Bakınız! Yusuf Aleyhisselam kralı, halkı ve yönetimi putperestliğe dayanan bir ülkenin yönetiminde idareci olmak istiyor. Bu Allahu Teala’nın bildirdiği bir gerçektir, ayettir. İnkâr eden kâfir olur.

Allahu Teala bu ayetten sonrada ne buyuruyor:
“Böylece Yûsuf’a, dilediği yerde oturmak üzere ülkede imkan ve iktidar verdik. Biz rahmetimizi istediğimize veririz ve iyi davrananların mükâfatını zayi etmeyiz.”(Yusuf Suresi 56)

Bakınız Allahu Teala, Yusuf Peygamberin şirk yönetiminde iktidar sahibi olmasını bir rahmet olarak nitelendiriyor.

DİKKAT!
Ey Müslümanlar bakınız, Yusuf Aleyhisselam’ın yönetim kadrosunda olduğu o ülkede putperest bir şirk düzeni hâkimdir. Halkı da putperest müşriktir. Bu nokta çok önemlidir. Çünkü bir Peygamber ile misal verilen bu ayetler ile sabittir ki, bir kişi şirk düzeninde bile yönetimde olsa o kişi müşrik olarak vasıflanamaz. Tam aksine Allahu Teala’nın beyanıyla bir rahmettir.

SORULAR ŞÖYLE:
Yusuf Aleyhisselam’da mı haşa müşrikti? (Müşrik diyemeyeceğinize göre)
Yusuf Aleyhisselam’ın şirk düzeninde yönetici olması O’nu müşrik yapmıyorsa bu çağda halkı Müslüman olan bir ülkede yönetici olmak kişiyi neden müşrik yapsın?

Can alıcı soru:
Yusuf Aleyhisselam’ın o düzende yönetimde olması şirk değil ise tekrar yönetime gelmek istediğinde ona oy vermek, desteklemek neden şirk olsun?

Ve en önemlisi de şudur: Yusuf Aleyhisselam’ın, şirk düzeninde görev aldığı halde “şirk düzenini” benimsediğini iddia edemezsiniz. O, bu düzende Allah’ın hükümlerini ve kanunlarını uygulamaya çalışmış, Allah’ın dinini bu vasıta ile yaymaya çalışmıştır.

BİZİM ŞERİATIMIZ BAŞKA İDDİASI
Bu misale şöyle itiraz edilebilir: “O Yusuf Aleyhisselam’ın şeriatıydı, bizim şeriatımız da ise bu yoktur” denilebilir. Buna şu şekilde cevap verilir:

Allahu Teala bir meseleyi, son kitabında zikredip “bir rahmettir” buyuruyor ise bunun Ümmeti Muhammed’e vereceği çok dersler vardır. Usul-u Fıkıh’ta geçtiği üzere “geçmiş ümmetlerin şeriatı bizim de için de şeriattır. Ta ki Rabbimiz ve Resulü bizlere reddetmeksizin haber vermiş olsun ve mensuh da olmasın”

Sağlanan Veriler.
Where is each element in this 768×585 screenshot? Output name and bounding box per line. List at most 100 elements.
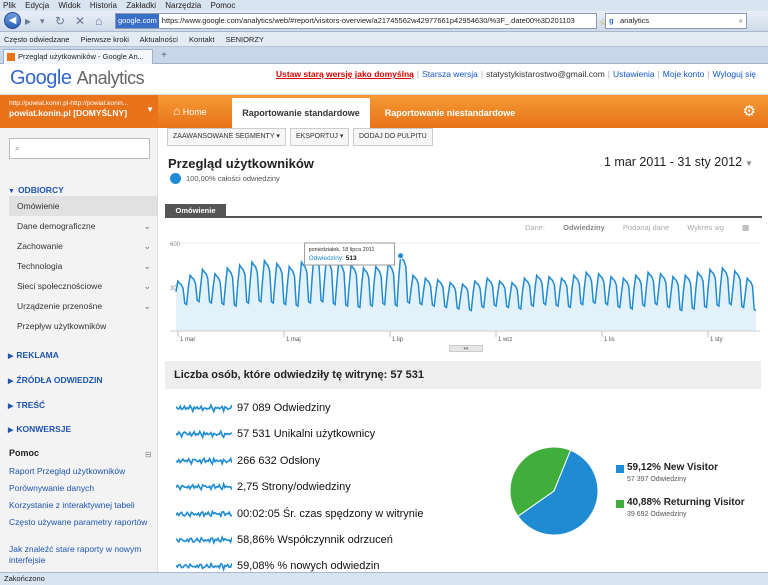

Çalışma Yönergesi.
(a) Gösterilen metinde baştan sona büyük harflerle yazılmış başlıkları, metindeki sıralarıyla yazın.
(b) Gösterilen metinde "Ey Müslümanlar bakınız, Yusuf" sözlerinden başlayıp aşağıda "(Müşrik diyemeyeceğinize göre)" sözlerine kadar uzanan bölümün tamamını hiç değiştirmeden yazın.

Alıştırma Cevapları.
(a)
DİKKAT!
SORULAR ŞÖYLE:
BİZİM ŞERİATIMIZ BAŞKA İDDİASI

(b)
Ey Müslümanlar bakınız, Yusuf Aleyhisselam’ın yönetim kadrosunda olduğu o ülkede putperest bir şirk düzeni hâkimdir. Halkı da putperest müşriktir. Bu nokta çok önemlidir. Çünkü bir Peygamber ile misal verilen bu ayetler ile sabittir ki, bir kişi şirk düzeninde bile yönetimde olsa o kişi müşrik olarak vasıflanamaz. Tam aksine Allahu Teala’nın beyanıyla bir rahmettir.

SORULAR ŞÖYLE:
Yusuf Aleyhisselam’da mı haşa müşrikti? (Müşrik diyemeyeceğinize göre)